▶ [What the exercise asks]: Set down the records once more, please, exactly and with the pictures left out.

[Lines of data]
:::::

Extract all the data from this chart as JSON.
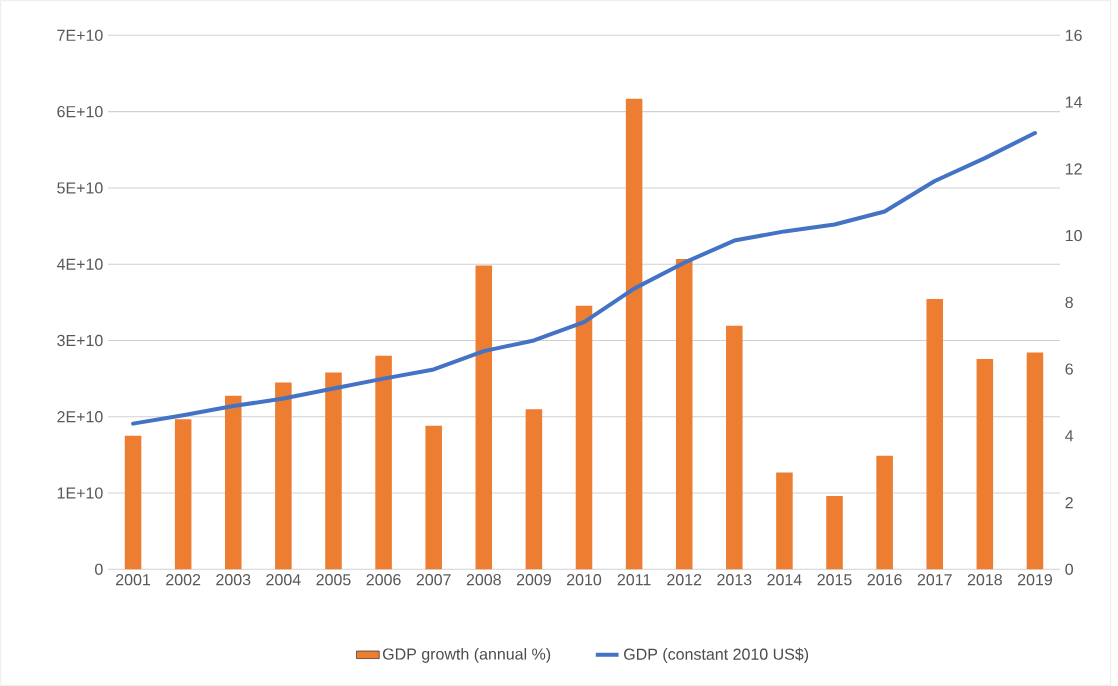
{
  "chart_data": {
    "type": "bar",
    "categories": [
      "2001",
      "2002",
      "2003",
      "2004",
      "2005",
      "2006",
      "2007",
      "2008",
      "2009",
      "2010",
      "2011",
      "2012",
      "2013",
      "2014",
      "2015",
      "2016",
      "2017",
      "2018",
      "2019"
    ],
    "series": [
      {
        "name": "GDP growth (annual %)",
        "axis": "y2",
        "color": "#ed7d31",
        "values": [
          4.0,
          4.5,
          5.2,
          5.6,
          5.9,
          6.4,
          4.3,
          9.1,
          4.8,
          7.9,
          14.1,
          9.3,
          7.3,
          2.9,
          2.2,
          3.4,
          8.1,
          6.3,
          6.5
        ]
      },
      {
        "name": "GDP (constant 2010 US$)",
        "type": "line",
        "axis": "y",
        "color": "#4472c4",
        "marker": "none",
        "values": [
          19100000000,
          20200000000,
          21400000000,
          22400000000,
          23700000000,
          25000000000,
          26200000000,
          28600000000,
          30000000000,
          32400000000,
          36800000000,
          40200000000,
          43100000000,
          44300000000,
          45200000000,
          46900000000,
          50900000000,
          53900000000,
          57200000000
        ]
      }
    ],
    "ylim": [
      0,
      70000000000
    ],
    "yticks": [
      0,
      {
        "value": 10000000000,
        "label": "1E+10"
      },
      {
        "value": 20000000000,
        "label": "2E+10"
      },
      {
        "value": 30000000000,
        "label": "3E+10"
      },
      {
        "value": 40000000000,
        "label": "4E+10"
      },
      {
        "value": 50000000000,
        "label": "5E+10"
      },
      {
        "value": 60000000000,
        "label": "6E+10"
      },
      {
        "value": 70000000000,
        "label": "7E+10"
      }
    ],
    "y2lim": [
      0,
      16
    ],
    "y2ticks": [
      0,
      2,
      4,
      6,
      8,
      10,
      12,
      14,
      16
    ],
    "grid": "y",
    "legend": "bottom"
  }
}
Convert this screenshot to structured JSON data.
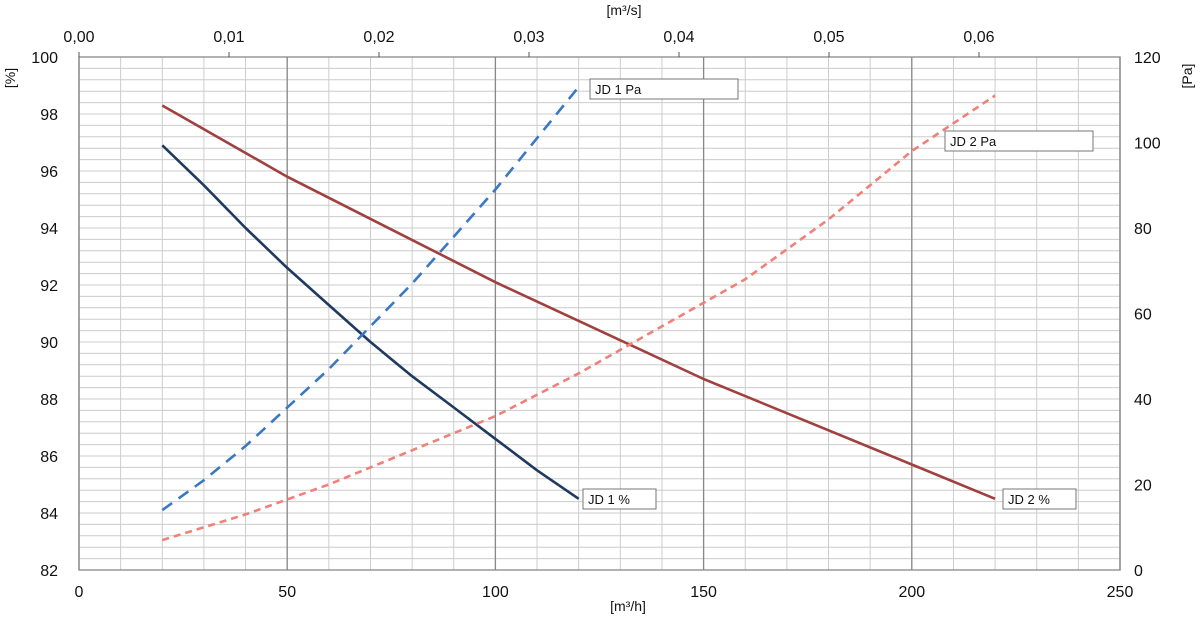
{
  "chart_data": {
    "type": "line",
    "title": "",
    "xlabel": "[m³/h]",
    "xlabel_top": "[m³/s]",
    "ylabel_left": "[%]",
    "ylabel_right": "[Pa]",
    "xlim": [
      0,
      250
    ],
    "ylim_left": [
      82,
      100
    ],
    "ylim_right": [
      0,
      120
    ],
    "xlim_top": [
      0,
      0.0694
    ],
    "x_ticks": [
      "0",
      "50",
      "100",
      "150",
      "200",
      "250"
    ],
    "x_tick_values": [
      0,
      50,
      100,
      150,
      200,
      250
    ],
    "top_ticks": [
      "0,00",
      "0,01",
      "0,02",
      "0,03",
      "0,04",
      "0,05",
      "0,06"
    ],
    "top_tick_values": [
      0,
      0.01,
      0.02,
      0.03,
      0.04,
      0.05,
      0.06
    ],
    "y_left_ticks": [
      "82",
      "84",
      "86",
      "88",
      "90",
      "92",
      "94",
      "96",
      "98",
      "100"
    ],
    "y_left_tick_values": [
      82,
      84,
      86,
      88,
      90,
      92,
      94,
      96,
      98,
      100
    ],
    "y_right_ticks": [
      "0",
      "20",
      "40",
      "60",
      "80",
      "100",
      "120"
    ],
    "y_right_tick_values": [
      0,
      20,
      40,
      60,
      80,
      100,
      120
    ],
    "grid": true,
    "series": [
      {
        "name": "JD 1 %",
        "axis": "left",
        "color": "#1f3a5f",
        "dash": "solid",
        "x": [
          20,
          30,
          40,
          50,
          60,
          70,
          80,
          90,
          100,
          110,
          120
        ],
        "y": [
          96.9,
          95.5,
          94.0,
          92.6,
          91.3,
          90.0,
          88.8,
          87.7,
          86.6,
          85.5,
          84.5
        ]
      },
      {
        "name": "JD 2 %",
        "axis": "left",
        "color": "#a0413f",
        "dash": "solid",
        "x": [
          20,
          50,
          100,
          150,
          200,
          220
        ],
        "y": [
          98.3,
          95.8,
          92.1,
          88.7,
          85.7,
          84.5
        ]
      },
      {
        "name": "JD 1 Pa",
        "axis": "right",
        "color": "#3b78c3",
        "dash": "long",
        "x": [
          20,
          30,
          40,
          50,
          60,
          70,
          80,
          90,
          100,
          110,
          120
        ],
        "y": [
          14,
          21,
          29,
          38,
          47,
          57,
          67,
          78,
          89,
          101,
          113
        ]
      },
      {
        "name": "JD 2 Pa",
        "axis": "right",
        "color": "#f08078",
        "dash": "short",
        "x": [
          20,
          40,
          60,
          80,
          100,
          120,
          140,
          160,
          180,
          200,
          220
        ],
        "y": [
          7,
          13,
          20,
          28,
          36,
          46,
          57,
          68,
          82,
          98,
          111
        ]
      }
    ]
  }
}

:::::

▶ [Task solution]:
Extract all the data from this chart as JSON.
{
  "chart_data": {
    "type": "bar",
    "categories": [
      "2001",
      "2002",
      "2003",
      "2004",
      "2005",
      "2006",
      "2007",
      "2008",
      "2009",
      "2010",
      "2011",
      "2012",
      "2013",
      "2014",
      "2015",
      "2016",
      "2017",
      "2018",
      "2019"
    ],
    "series": [
      {
        "name": "GDP growth (annual %)",
        "axis": "y2",
        "color": "#ed7d31",
        "values": [
          4.0,
          4.5,
          5.2,
          5.6,
          5.9,
          6.4,
          4.3,
          9.1,
          4.8,
          7.9,
          14.1,
          9.3,
          7.3,
          2.9,
          2.2,
          3.4,
          8.1,
          6.3,
          6.5
        ]
      },
      {
        "name": "GDP (constant 2010 US$)",
        "type": "line",
        "axis": "y",
        "color": "#4472c4",
        "marker": "none",
        "values": [
          19100000000,
          20200000000,
          21400000000,
          22400000000,
          23700000000,
          25000000000,
          26200000000,
          28600000000,
          30000000000,
          32400000000,
          36800000000,
          40200000000,
          43100000000,
          44300000000,
          45200000000,
          46900000000,
          50900000000,
          53900000000,
          57200000000
        ]
      }
    ],
    "ylim": [
      0,
      70000000000
    ],
    "yticks": [
      0,
      {
        "value": 10000000000,
        "label": "1E+10"
      },
      {
        "value": 20000000000,
        "label": "2E+10"
      },
      {
        "value": 30000000000,
        "label": "3E+10"
      },
      {
        "value": 40000000000,
        "label": "4E+10"
      },
      {
        "value": 50000000000,
        "label": "5E+10"
      },
      {
        "value": 60000000000,
        "label": "6E+10"
      },
      {
        "value": 70000000000,
        "label": "7E+10"
      }
    ],
    "y2lim": [
      0,
      16
    ],
    "y2ticks": [
      0,
      2,
      4,
      6,
      8,
      10,
      12,
      14,
      16
    ],
    "grid": "y",
    "legend": "bottom"
  }
}
Convert this screenshot to structured JSON data.
{
  "chart_data": {
    "type": "line",
    "title": "",
    "xlabel": "[m³/h]",
    "xlabel_top": "[m³/s]",
    "ylabel_left": "[%]",
    "ylabel_right": "[Pa]",
    "xlim": [
      0,
      250
    ],
    "ylim_left": [
      82,
      100
    ],
    "ylim_right": [
      0,
      120
    ],
    "xlim_top": [
      0,
      0.0694
    ],
    "x_ticks": [
      "0",
      "50",
      "100",
      "150",
      "200",
      "250"
    ],
    "x_tick_values": [
      0,
      50,
      100,
      150,
      200,
      250
    ],
    "top_ticks": [
      "0,00",
      "0,01",
      "0,02",
      "0,03",
      "0,04",
      "0,05",
      "0,06"
    ],
    "top_tick_values": [
      0,
      0.01,
      0.02,
      0.03,
      0.04,
      0.05,
      0.06
    ],
    "y_left_ticks": [
      "82",
      "84",
      "86",
      "88",
      "90",
      "92",
      "94",
      "96",
      "98",
      "100"
    ],
    "y_left_tick_values": [
      82,
      84,
      86,
      88,
      90,
      92,
      94,
      96,
      98,
      100
    ],
    "y_right_ticks": [
      "0",
      "20",
      "40",
      "60",
      "80",
      "100",
      "120"
    ],
    "y_right_tick_values": [
      0,
      20,
      40,
      60,
      80,
      100,
      120
    ],
    "grid": true,
    "series": [
      {
        "name": "JD 1 %",
        "axis": "left",
        "color": "#1f3a5f",
        "dash": "solid",
        "x": [
          20,
          30,
          40,
          50,
          60,
          70,
          80,
          90,
          100,
          110,
          120
        ],
        "y": [
          96.9,
          95.5,
          94.0,
          92.6,
          91.3,
          90.0,
          88.8,
          87.7,
          86.6,
          85.5,
          84.5
        ]
      },
      {
        "name": "JD 2 %",
        "axis": "left",
        "color": "#a0413f",
        "dash": "solid",
        "x": [
          20,
          50,
          100,
          150,
          200,
          220
        ],
        "y": [
          98.3,
          95.8,
          92.1,
          88.7,
          85.7,
          84.5
        ]
      },
      {
        "name": "JD 1 Pa",
        "axis": "right",
        "color": "#3b78c3",
        "dash": "long",
        "x": [
          20,
          30,
          40,
          50,
          60,
          70,
          80,
          90,
          100,
          110,
          120
        ],
        "y": [
          14,
          21,
          29,
          38,
          47,
          57,
          67,
          78,
          89,
          101,
          113
        ]
      },
      {
        "name": "JD 2 Pa",
        "axis": "right",
        "color": "#f08078",
        "dash": "short",
        "x": [
          20,
          40,
          60,
          80,
          100,
          120,
          140,
          160,
          180,
          200,
          220
        ],
        "y": [
          7,
          13,
          20,
          28,
          36,
          46,
          57,
          68,
          82,
          98,
          111
        ]
      }
    ]
  }
}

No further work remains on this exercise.